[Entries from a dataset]
::::
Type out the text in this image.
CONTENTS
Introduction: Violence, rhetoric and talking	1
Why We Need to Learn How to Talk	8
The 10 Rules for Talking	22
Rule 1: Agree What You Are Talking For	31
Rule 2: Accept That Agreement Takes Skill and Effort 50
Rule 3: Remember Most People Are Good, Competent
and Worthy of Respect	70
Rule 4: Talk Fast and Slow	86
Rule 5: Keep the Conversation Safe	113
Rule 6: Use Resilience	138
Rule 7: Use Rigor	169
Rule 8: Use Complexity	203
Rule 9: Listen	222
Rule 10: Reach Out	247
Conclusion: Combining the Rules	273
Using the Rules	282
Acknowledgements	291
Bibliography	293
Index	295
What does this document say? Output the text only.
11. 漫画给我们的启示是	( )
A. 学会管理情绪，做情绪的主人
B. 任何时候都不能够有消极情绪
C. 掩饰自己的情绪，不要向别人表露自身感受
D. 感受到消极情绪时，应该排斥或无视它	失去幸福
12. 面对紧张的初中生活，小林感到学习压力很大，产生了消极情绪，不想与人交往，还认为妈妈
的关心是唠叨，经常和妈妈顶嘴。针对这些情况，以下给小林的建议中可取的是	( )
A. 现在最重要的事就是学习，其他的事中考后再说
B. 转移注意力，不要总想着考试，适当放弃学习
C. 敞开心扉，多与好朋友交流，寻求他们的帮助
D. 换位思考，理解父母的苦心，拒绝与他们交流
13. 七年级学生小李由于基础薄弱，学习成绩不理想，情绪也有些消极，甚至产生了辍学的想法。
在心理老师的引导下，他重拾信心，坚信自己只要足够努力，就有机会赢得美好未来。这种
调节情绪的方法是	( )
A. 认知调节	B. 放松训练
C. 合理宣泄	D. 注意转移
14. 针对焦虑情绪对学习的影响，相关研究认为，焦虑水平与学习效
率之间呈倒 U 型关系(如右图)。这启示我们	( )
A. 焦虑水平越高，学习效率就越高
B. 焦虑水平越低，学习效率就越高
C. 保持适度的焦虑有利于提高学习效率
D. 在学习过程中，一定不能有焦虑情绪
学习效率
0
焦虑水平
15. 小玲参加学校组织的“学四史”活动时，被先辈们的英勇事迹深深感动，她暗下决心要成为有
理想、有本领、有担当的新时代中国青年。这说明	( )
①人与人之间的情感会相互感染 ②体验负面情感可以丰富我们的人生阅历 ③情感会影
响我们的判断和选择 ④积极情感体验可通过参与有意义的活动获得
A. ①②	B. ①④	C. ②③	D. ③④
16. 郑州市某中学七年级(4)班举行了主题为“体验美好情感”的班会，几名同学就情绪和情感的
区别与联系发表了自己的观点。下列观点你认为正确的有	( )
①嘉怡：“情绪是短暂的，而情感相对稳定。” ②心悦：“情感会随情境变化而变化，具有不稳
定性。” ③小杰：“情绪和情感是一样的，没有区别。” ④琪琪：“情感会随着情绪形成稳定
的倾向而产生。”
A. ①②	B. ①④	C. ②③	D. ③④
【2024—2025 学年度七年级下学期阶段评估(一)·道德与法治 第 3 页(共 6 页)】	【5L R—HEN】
::::
_What you need to do_
Retype exactly, please, each line from the line that contains "What does this" through the last line of the entries above, with nothing added.

_Solved problem_
What does this document say? Output the text only.
11. 漫画给我们的启示是	( )
A. 学会管理情绪，做情绪的主人
B. 任何时候都不能够有消极情绪
C. 掩饰自己的情绪，不要向别人表露自身感受
D. 感受到消极情绪时，应该排斥或无视它	失去幸福
12. 面对紧张的初中生活，小林感到学习压力很大，产生了消极情绪，不想与人交往，还认为妈妈
的关心是唠叨，经常和妈妈顶嘴。针对这些情况，以下给小林的建议中可取的是	( )
A. 现在最重要的事就是学习，其他的事中考后再说
B. 转移注意力，不要总想着考试，适当放弃学习
C. 敞开心扉，多与好朋友交流，寻求他们的帮助
D. 换位思考，理解父母的苦心，拒绝与他们交流
13. 七年级学生小李由于基础薄弱，学习成绩不理想，情绪也有些消极，甚至产生了辍学的想法。
在心理老师的引导下，他重拾信心，坚信自己只要足够努力，就有机会赢得美好未来。这种
调节情绪的方法是	( )
A. 认知调节	B. 放松训练
C. 合理宣泄	D. 注意转移
14. 针对焦虑情绪对学习的影响，相关研究认为，焦虑水平与学习效
率之间呈倒 U 型关系(如右图)。这启示我们	( )
A. 焦虑水平越高，学习效率就越高
B. 焦虑水平越低，学习效率就越高
C. 保持适度的焦虑有利于提高学习效率
D. 在学习过程中，一定不能有焦虑情绪
学习效率
0
焦虑水平
15. 小玲参加学校组织的“学四史”活动时，被先辈们的英勇事迹深深感动，她暗下决心要成为有
理想、有本领、有担当的新时代中国青年。这说明	( )
①人与人之间的情感会相互感染 ②体验负面情感可以丰富我们的人生阅历 ③情感会影
响我们的判断和选择 ④积极情感体验可通过参与有意义的活动获得
A. ①②	B. ①④	C. ②③	D. ③④
16. 郑州市某中学七年级(4)班举行了主题为“体验美好情感”的班会，几名同学就情绪和情感的
区别与联系发表了自己的观点。下列观点你认为正确的有	( )
①嘉怡：“情绪是短暂的，而情感相对稳定。” ②心悦：“情感会随情境变化而变化，具有不稳
定性。” ③小杰：“情绪和情感是一样的，没有区别。” ④琪琪：“情感会随着情绪形成稳定
的倾向而产生。”
A. ①②	B. ①④	C. ②③	D. ③④
【2024—2025 学年度七年级下学期阶段评估(一)·道德与法治 第 3 页(共 6 页)】	【5L R—HEN】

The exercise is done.